TASK TO CARRY OUT =>
Only the number is wanted: how many lines in the data contain "Answer"?

═══ ENTRIES SHOWN

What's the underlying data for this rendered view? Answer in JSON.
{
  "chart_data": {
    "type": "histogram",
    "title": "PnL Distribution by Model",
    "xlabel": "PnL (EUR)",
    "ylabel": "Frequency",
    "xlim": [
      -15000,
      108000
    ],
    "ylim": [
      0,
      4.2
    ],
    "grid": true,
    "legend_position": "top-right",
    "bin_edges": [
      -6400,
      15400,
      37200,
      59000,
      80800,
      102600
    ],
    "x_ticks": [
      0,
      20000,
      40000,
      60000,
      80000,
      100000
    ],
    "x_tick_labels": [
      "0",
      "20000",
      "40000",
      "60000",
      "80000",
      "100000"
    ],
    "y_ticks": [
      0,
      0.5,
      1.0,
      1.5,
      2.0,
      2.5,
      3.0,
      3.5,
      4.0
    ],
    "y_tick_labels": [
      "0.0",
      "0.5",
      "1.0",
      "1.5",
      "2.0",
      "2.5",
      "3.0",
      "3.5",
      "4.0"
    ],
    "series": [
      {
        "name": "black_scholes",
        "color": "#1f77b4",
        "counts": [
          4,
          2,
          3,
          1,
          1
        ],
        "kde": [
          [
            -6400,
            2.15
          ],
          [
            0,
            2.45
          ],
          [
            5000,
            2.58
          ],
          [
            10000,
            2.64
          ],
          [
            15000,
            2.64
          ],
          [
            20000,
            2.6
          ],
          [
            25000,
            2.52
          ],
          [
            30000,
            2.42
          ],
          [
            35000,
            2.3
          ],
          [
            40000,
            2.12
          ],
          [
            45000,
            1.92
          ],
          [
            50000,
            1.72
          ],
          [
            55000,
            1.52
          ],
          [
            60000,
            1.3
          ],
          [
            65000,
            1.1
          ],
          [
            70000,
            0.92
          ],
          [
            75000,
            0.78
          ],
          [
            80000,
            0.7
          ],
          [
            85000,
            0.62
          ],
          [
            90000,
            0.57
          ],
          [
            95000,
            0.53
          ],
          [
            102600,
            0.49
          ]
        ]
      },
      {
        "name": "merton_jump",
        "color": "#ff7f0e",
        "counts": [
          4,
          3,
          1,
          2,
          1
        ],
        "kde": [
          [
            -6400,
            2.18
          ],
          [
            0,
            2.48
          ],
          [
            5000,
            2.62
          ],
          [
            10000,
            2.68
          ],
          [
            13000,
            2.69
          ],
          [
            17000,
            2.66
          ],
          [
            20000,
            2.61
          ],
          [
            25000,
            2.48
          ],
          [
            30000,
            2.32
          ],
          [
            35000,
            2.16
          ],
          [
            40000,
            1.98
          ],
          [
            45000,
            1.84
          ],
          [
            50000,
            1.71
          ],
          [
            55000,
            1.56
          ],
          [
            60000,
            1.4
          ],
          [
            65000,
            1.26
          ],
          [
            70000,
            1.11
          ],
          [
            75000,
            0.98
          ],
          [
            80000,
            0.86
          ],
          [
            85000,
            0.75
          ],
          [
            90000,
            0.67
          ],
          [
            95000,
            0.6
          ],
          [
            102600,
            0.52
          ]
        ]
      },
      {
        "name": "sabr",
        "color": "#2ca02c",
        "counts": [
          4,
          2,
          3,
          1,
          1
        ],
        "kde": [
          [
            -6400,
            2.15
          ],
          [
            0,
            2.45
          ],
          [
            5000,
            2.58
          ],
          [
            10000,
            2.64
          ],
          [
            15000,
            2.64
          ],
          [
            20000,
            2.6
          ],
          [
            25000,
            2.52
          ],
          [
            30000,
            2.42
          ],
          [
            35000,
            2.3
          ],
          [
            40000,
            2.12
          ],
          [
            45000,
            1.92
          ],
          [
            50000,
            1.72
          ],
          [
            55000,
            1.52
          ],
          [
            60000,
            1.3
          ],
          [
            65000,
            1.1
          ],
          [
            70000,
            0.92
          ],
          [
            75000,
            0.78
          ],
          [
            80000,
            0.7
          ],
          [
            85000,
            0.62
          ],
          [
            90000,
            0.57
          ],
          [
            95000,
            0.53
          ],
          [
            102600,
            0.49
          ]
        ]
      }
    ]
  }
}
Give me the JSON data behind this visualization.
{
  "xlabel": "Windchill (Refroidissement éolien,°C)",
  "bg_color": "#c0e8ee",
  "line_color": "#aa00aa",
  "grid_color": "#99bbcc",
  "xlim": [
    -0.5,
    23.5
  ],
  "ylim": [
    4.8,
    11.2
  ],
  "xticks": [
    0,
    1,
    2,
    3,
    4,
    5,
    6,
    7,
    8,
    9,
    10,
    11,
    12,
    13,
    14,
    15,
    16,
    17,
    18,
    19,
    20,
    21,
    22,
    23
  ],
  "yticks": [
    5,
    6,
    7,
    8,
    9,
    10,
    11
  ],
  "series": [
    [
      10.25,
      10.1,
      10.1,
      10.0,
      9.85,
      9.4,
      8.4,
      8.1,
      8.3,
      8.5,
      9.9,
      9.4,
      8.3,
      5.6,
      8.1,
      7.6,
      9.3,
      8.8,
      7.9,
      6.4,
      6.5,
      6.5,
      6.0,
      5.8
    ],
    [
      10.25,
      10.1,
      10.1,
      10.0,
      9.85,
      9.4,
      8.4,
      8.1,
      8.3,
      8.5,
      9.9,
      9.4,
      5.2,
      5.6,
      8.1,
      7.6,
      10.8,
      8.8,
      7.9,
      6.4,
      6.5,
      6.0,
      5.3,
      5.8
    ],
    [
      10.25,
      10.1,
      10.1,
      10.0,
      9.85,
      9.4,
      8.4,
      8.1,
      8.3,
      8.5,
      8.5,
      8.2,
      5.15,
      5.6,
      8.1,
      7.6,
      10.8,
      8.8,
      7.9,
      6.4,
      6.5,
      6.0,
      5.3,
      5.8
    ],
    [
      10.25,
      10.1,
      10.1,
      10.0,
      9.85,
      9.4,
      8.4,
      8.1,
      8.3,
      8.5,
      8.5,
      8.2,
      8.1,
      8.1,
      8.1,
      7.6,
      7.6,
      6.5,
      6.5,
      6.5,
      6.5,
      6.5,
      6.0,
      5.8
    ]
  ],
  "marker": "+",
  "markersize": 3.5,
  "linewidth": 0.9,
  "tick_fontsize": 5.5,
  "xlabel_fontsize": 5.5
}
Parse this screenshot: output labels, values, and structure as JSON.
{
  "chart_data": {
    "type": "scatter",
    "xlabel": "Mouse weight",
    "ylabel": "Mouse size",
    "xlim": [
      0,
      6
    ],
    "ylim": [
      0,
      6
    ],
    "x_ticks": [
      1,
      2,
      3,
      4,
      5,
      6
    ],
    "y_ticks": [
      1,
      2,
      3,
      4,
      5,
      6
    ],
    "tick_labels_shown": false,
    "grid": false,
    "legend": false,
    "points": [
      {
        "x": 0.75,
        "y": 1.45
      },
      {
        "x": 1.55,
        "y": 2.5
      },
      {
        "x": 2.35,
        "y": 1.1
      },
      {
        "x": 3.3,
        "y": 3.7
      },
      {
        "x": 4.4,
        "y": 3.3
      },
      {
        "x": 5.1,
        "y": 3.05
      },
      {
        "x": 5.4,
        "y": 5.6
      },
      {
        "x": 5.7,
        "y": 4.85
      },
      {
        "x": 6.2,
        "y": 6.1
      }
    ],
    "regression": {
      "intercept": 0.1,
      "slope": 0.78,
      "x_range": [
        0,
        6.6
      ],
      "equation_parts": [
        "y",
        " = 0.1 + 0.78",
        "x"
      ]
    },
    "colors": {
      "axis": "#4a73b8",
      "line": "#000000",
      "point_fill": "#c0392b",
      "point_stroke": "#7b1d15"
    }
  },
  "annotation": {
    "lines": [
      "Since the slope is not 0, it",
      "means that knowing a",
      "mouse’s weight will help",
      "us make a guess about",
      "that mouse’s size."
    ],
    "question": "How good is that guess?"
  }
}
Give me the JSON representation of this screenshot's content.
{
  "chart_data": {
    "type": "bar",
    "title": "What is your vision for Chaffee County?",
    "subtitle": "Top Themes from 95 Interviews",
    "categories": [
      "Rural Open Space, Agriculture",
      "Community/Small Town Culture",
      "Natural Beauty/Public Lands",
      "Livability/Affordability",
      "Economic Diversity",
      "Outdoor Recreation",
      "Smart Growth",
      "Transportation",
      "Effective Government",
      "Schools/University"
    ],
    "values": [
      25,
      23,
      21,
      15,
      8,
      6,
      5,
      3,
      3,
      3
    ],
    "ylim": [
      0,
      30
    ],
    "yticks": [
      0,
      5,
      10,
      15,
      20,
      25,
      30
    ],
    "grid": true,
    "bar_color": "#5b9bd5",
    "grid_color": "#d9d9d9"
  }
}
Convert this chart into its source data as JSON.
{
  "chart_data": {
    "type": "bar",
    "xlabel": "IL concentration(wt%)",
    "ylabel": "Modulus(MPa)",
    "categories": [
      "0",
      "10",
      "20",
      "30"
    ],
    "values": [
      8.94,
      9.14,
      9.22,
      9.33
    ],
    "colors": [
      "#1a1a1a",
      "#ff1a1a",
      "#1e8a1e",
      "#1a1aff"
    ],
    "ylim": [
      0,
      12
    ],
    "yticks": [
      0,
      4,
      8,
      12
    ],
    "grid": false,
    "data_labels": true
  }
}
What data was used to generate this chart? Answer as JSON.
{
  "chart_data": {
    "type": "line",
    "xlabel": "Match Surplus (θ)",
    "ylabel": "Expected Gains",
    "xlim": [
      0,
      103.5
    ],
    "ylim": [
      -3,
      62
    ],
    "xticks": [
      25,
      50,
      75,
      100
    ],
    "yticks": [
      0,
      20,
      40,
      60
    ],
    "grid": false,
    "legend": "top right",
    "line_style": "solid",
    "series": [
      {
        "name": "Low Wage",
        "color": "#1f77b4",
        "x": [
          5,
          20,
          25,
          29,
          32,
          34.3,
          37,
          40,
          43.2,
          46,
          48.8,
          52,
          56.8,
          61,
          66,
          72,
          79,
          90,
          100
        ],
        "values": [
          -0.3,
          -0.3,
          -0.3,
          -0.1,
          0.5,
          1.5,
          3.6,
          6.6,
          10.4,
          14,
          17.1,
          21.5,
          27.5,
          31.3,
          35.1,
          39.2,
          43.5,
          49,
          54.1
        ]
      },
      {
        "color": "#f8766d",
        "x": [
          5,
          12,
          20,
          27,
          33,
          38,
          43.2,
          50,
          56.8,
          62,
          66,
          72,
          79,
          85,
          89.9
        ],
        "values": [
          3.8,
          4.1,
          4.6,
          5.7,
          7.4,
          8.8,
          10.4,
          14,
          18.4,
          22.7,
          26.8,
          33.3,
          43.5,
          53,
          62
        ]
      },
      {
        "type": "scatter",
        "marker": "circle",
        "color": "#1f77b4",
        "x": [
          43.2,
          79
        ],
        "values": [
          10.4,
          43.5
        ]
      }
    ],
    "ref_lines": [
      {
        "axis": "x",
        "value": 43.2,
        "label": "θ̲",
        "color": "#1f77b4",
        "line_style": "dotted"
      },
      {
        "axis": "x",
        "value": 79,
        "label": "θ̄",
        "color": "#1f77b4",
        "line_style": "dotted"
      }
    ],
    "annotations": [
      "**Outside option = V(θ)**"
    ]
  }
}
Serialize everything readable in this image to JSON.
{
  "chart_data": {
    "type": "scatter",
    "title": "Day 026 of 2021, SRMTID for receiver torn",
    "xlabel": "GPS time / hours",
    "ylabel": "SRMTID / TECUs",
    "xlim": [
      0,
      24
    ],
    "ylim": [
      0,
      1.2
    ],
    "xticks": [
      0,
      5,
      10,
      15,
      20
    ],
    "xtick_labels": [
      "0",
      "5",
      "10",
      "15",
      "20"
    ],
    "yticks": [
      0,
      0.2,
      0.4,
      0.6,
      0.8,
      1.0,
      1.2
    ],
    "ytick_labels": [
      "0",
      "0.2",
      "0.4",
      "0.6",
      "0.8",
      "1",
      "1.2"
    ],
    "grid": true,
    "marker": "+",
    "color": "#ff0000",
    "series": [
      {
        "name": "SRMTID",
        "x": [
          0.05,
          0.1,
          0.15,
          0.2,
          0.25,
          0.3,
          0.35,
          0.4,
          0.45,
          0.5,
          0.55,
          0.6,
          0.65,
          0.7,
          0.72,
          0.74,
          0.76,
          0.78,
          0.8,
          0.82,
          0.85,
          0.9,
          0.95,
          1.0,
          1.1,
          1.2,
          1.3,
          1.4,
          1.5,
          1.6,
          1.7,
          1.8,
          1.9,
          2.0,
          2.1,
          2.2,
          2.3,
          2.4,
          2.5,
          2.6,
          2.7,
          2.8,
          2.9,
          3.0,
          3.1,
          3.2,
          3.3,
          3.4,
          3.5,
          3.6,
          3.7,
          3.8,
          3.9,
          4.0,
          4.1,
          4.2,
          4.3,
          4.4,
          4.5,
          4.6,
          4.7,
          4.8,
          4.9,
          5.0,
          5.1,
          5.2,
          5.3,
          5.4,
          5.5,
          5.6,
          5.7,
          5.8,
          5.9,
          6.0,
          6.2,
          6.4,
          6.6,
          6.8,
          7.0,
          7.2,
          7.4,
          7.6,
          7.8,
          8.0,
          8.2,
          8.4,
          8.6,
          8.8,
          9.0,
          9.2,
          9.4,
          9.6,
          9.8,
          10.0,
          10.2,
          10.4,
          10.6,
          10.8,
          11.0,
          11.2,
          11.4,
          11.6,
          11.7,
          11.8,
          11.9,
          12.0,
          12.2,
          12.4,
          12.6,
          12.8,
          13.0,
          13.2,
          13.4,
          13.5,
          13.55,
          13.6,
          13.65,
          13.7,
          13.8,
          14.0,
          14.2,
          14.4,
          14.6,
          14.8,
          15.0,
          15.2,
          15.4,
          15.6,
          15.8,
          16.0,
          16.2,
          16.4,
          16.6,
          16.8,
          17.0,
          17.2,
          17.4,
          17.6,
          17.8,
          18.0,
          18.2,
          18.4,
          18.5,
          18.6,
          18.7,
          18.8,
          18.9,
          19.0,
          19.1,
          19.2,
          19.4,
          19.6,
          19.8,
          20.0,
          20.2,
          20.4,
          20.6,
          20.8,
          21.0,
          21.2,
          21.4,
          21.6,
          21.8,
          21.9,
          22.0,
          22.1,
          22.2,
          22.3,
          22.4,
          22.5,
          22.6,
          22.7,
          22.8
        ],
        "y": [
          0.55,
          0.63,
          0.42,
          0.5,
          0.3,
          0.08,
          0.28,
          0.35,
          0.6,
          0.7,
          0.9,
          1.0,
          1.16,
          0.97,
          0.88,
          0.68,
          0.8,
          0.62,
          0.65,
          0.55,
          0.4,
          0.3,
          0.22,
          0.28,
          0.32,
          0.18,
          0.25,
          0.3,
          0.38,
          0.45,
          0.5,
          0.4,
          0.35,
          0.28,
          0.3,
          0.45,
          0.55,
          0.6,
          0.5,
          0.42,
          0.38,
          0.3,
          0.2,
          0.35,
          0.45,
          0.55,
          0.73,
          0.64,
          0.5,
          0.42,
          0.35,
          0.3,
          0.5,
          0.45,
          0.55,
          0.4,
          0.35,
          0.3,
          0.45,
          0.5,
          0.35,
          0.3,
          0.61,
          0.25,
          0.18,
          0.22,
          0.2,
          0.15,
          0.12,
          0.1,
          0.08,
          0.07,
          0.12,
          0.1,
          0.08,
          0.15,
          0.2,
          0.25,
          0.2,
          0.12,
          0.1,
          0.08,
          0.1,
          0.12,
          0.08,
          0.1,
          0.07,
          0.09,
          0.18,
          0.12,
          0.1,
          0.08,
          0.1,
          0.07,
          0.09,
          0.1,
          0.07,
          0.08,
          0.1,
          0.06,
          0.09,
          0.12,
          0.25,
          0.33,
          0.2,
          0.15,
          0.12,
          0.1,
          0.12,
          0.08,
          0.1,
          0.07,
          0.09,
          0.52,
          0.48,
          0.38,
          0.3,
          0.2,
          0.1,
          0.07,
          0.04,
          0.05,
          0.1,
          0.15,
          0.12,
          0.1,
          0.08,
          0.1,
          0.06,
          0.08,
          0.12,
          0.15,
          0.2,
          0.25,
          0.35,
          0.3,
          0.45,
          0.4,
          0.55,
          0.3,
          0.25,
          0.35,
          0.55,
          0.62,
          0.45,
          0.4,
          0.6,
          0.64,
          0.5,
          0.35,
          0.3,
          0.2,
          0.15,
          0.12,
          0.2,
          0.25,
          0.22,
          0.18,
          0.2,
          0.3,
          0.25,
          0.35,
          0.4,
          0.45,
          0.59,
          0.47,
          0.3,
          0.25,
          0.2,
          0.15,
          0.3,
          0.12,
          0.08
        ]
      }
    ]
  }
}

══════

RESPONSE BELOW =>
2